- _Data supplied_:

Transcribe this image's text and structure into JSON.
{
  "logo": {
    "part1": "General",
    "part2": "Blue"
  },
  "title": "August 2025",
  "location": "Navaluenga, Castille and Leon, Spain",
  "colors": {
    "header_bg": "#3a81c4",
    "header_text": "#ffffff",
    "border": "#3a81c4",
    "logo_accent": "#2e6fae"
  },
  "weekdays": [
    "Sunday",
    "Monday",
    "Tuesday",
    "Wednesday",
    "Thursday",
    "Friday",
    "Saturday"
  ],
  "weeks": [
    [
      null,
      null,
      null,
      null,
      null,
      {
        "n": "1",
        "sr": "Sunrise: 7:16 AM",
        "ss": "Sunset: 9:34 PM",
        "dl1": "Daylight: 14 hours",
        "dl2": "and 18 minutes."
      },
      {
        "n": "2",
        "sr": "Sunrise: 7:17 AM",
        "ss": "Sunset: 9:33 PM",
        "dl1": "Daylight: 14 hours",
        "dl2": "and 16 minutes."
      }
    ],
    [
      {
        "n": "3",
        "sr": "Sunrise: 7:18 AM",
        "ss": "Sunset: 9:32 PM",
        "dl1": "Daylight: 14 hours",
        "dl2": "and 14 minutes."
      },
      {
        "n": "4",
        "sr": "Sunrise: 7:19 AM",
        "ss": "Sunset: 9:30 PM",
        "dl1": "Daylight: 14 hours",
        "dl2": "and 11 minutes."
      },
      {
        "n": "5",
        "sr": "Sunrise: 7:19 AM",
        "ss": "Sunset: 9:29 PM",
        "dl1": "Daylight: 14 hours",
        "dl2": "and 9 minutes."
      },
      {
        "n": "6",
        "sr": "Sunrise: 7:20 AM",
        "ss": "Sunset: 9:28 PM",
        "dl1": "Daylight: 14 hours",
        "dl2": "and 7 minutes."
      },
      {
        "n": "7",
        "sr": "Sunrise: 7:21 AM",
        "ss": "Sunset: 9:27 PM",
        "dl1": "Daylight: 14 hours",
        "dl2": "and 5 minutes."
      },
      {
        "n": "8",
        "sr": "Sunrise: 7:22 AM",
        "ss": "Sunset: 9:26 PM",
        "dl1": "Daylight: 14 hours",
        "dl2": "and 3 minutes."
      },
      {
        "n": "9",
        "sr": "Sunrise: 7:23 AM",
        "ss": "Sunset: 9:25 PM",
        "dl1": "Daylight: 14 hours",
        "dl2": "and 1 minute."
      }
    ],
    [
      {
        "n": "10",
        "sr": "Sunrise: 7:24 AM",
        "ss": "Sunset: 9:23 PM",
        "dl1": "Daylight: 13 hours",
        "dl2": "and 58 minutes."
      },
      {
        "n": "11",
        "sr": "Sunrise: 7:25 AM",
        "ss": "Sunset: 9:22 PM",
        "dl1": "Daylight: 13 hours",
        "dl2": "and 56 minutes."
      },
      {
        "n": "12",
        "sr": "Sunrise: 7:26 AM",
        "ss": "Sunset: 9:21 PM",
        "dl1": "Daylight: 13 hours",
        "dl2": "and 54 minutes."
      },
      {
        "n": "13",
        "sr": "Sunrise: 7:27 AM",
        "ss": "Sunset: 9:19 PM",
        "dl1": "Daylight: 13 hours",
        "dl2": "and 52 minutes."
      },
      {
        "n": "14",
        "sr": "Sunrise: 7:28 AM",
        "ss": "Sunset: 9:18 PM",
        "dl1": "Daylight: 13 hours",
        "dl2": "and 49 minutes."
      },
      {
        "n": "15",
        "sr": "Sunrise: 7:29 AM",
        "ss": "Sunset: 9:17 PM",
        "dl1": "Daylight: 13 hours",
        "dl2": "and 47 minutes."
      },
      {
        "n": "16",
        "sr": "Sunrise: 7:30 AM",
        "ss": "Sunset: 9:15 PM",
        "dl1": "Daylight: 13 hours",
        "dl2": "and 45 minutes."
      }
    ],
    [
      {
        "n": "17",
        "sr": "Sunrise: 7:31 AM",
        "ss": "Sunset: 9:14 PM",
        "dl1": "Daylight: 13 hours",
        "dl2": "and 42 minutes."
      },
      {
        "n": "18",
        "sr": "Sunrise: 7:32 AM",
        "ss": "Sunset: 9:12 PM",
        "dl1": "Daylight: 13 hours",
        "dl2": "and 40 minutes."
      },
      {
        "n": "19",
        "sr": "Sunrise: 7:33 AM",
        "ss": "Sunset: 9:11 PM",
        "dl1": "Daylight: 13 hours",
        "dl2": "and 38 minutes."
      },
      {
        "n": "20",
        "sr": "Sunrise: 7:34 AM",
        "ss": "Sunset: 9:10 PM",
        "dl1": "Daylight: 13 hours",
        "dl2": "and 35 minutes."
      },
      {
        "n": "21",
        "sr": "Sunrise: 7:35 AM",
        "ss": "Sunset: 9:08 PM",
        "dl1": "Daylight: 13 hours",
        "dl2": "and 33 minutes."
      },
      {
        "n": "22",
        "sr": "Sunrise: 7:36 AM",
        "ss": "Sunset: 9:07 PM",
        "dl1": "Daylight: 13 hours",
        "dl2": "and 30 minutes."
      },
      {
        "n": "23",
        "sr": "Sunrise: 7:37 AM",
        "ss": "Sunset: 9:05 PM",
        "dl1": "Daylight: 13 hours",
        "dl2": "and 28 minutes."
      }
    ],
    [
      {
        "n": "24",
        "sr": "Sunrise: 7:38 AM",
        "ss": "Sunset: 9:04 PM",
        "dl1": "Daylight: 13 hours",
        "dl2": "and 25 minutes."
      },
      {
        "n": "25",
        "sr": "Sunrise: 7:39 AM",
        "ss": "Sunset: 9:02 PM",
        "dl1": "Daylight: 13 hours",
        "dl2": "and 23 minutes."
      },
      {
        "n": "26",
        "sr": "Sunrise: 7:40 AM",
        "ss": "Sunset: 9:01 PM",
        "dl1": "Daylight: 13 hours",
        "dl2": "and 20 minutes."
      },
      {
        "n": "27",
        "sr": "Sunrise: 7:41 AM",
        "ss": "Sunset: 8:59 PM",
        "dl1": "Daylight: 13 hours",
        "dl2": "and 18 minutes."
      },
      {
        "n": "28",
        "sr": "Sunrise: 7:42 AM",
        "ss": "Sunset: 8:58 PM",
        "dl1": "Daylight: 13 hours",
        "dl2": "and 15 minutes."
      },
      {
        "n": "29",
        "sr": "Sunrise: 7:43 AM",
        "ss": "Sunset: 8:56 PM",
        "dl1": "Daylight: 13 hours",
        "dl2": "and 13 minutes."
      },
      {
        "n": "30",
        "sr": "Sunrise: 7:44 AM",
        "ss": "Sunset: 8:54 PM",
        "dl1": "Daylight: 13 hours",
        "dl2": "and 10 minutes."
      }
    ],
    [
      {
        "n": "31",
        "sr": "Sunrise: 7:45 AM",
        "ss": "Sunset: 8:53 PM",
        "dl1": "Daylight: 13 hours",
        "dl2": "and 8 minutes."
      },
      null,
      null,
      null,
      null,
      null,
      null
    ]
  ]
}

- _Task instructions_: Reproduce the material above exactly; please quote every line of it.

- _Full output_:
Transcribe this image's text and structure into JSON.
{
  "logo": {
    "part1": "General",
    "part2": "Blue"
  },
  "title": "August 2025",
  "location": "Navaluenga, Castille and Leon, Spain",
  "colors": {
    "header_bg": "#3a81c4",
    "header_text": "#ffffff",
    "border": "#3a81c4",
    "logo_accent": "#2e6fae"
  },
  "weekdays": [
    "Sunday",
    "Monday",
    "Tuesday",
    "Wednesday",
    "Thursday",
    "Friday",
    "Saturday"
  ],
  "weeks": [
    [
      null,
      null,
      null,
      null,
      null,
      {
        "n": "1",
        "sr": "Sunrise: 7:16 AM",
        "ss": "Sunset: 9:34 PM",
        "dl1": "Daylight: 14 hours",
        "dl2": "and 18 minutes."
      },
      {
        "n": "2",
        "sr": "Sunrise: 7:17 AM",
        "ss": "Sunset: 9:33 PM",
        "dl1": "Daylight: 14 hours",
        "dl2": "and 16 minutes."
      }
    ],
    [
      {
        "n": "3",
        "sr": "Sunrise: 7:18 AM",
        "ss": "Sunset: 9:32 PM",
        "dl1": "Daylight: 14 hours",
        "dl2": "and 14 minutes."
      },
      {
        "n": "4",
        "sr": "Sunrise: 7:19 AM",
        "ss": "Sunset: 9:30 PM",
        "dl1": "Daylight: 14 hours",
        "dl2": "and 11 minutes."
      },
      {
        "n": "5",
        "sr": "Sunrise: 7:19 AM",
        "ss": "Sunset: 9:29 PM",
        "dl1": "Daylight: 14 hours",
        "dl2": "and 9 minutes."
      },
      {
        "n": "6",
        "sr": "Sunrise: 7:20 AM",
        "ss": "Sunset: 9:28 PM",
        "dl1": "Daylight: 14 hours",
        "dl2": "and 7 minutes."
      },
      {
        "n": "7",
        "sr": "Sunrise: 7:21 AM",
        "ss": "Sunset: 9:27 PM",
        "dl1": "Daylight: 14 hours",
        "dl2": "and 5 minutes."
      },
      {
        "n": "8",
        "sr": "Sunrise: 7:22 AM",
        "ss": "Sunset: 9:26 PM",
        "dl1": "Daylight: 14 hours",
        "dl2": "and 3 minutes."
      },
      {
        "n": "9",
        "sr": "Sunrise: 7:23 AM",
        "ss": "Sunset: 9:25 PM",
        "dl1": "Daylight: 14 hours",
        "dl2": "and 1 minute."
      }
    ],
    [
      {
        "n": "10",
        "sr": "Sunrise: 7:24 AM",
        "ss": "Sunset: 9:23 PM",
        "dl1": "Daylight: 13 hours",
        "dl2": "and 58 minutes."
      },
      {
        "n": "11",
        "sr": "Sunrise: 7:25 AM",
        "ss": "Sunset: 9:22 PM",
        "dl1": "Daylight: 13 hours",
        "dl2": "and 56 minutes."
      },
      {
        "n": "12",
        "sr": "Sunrise: 7:26 AM",
        "ss": "Sunset: 9:21 PM",
        "dl1": "Daylight: 13 hours",
        "dl2": "and 54 minutes."
      },
      {
        "n": "13",
        "sr": "Sunrise: 7:27 AM",
        "ss": "Sunset: 9:19 PM",
        "dl1": "Daylight: 13 hours",
        "dl2": "and 52 minutes."
      },
      {
        "n": "14",
        "sr": "Sunrise: 7:28 AM",
        "ss": "Sunset: 9:18 PM",
        "dl1": "Daylight: 13 hours",
        "dl2": "and 49 minutes."
      },
      {
        "n": "15",
        "sr": "Sunrise: 7:29 AM",
        "ss": "Sunset: 9:17 PM",
        "dl1": "Daylight: 13 hours",
        "dl2": "and 47 minutes."
      },
      {
        "n": "16",
        "sr": "Sunrise: 7:30 AM",
        "ss": "Sunset: 9:15 PM",
        "dl1": "Daylight: 13 hours",
        "dl2": "and 45 minutes."
      }
    ],
    [
      {
        "n": "17",
        "sr": "Sunrise: 7:31 AM",
        "ss": "Sunset: 9:14 PM",
        "dl1": "Daylight: 13 hours",
        "dl2": "and 42 minutes."
      },
      {
        "n": "18",
        "sr": "Sunrise: 7:32 AM",
        "ss": "Sunset: 9:12 PM",
        "dl1": "Daylight: 13 hours",
        "dl2": "and 40 minutes."
      },
      {
        "n": "19",
        "sr": "Sunrise: 7:33 AM",
        "ss": "Sunset: 9:11 PM",
        "dl1": "Daylight: 13 hours",
        "dl2": "and 38 minutes."
      },
      {
        "n": "20",
        "sr": "Sunrise: 7:34 AM",
        "ss": "Sunset: 9:10 PM",
        "dl1": "Daylight: 13 hours",
        "dl2": "and 35 minutes."
      },
      {
        "n": "21",
        "sr": "Sunrise: 7:35 AM",
        "ss": "Sunset: 9:08 PM",
        "dl1": "Daylight: 13 hours",
        "dl2": "and 33 minutes."
      },
      {
        "n": "22",
        "sr": "Sunrise: 7:36 AM",
        "ss": "Sunset: 9:07 PM",
        "dl1": "Daylight: 13 hours",
        "dl2": "and 30 minutes."
      },
      {
        "n": "23",
        "sr": "Sunrise: 7:37 AM",
        "ss": "Sunset: 9:05 PM",
        "dl1": "Daylight: 13 hours",
        "dl2": "and 28 minutes."
      }
    ],
    [
      {
        "n": "24",
        "sr": "Sunrise: 7:38 AM",
        "ss": "Sunset: 9:04 PM",
        "dl1": "Daylight: 13 hours",
        "dl2": "and 25 minutes."
      },
      {
        "n": "25",
        "sr": "Sunrise: 7:39 AM",
        "ss": "Sunset: 9:02 PM",
        "dl1": "Daylight: 13 hours",
        "dl2": "and 23 minutes."
      },
      {
        "n": "26",
        "sr": "Sunrise: 7:40 AM",
        "ss": "Sunset: 9:01 PM",
        "dl1": "Daylight: 13 hours",
        "dl2": "and 20 minutes."
      },
      {
        "n": "27",
        "sr": "Sunrise: 7:41 AM",
        "ss": "Sunset: 8:59 PM",
        "dl1": "Daylight: 13 hours",
        "dl2": "and 18 minutes."
      },
      {
        "n": "28",
        "sr": "Sunrise: 7:42 AM",
        "ss": "Sunset: 8:58 PM",
        "dl1": "Daylight: 13 hours",
        "dl2": "and 15 minutes."
      },
      {
        "n": "29",
        "sr": "Sunrise: 7:43 AM",
        "ss": "Sunset: 8:56 PM",
        "dl1": "Daylight: 13 hours",
        "dl2": "and 13 minutes."
      },
      {
        "n": "30",
        "sr": "Sunrise: 7:44 AM",
        "ss": "Sunset: 8:54 PM",
        "dl1": "Daylight: 13 hours",
        "dl2": "and 10 minutes."
      }
    ],
    [
      {
        "n": "31",
        "sr": "Sunrise: 7:45 AM",
        "ss": "Sunset: 8:53 PM",
        "dl1": "Daylight: 13 hours",
        "dl2": "and 8 minutes."
      },
      null,
      null,
      null,
      null,
      null,
      null
    ]
  ]
}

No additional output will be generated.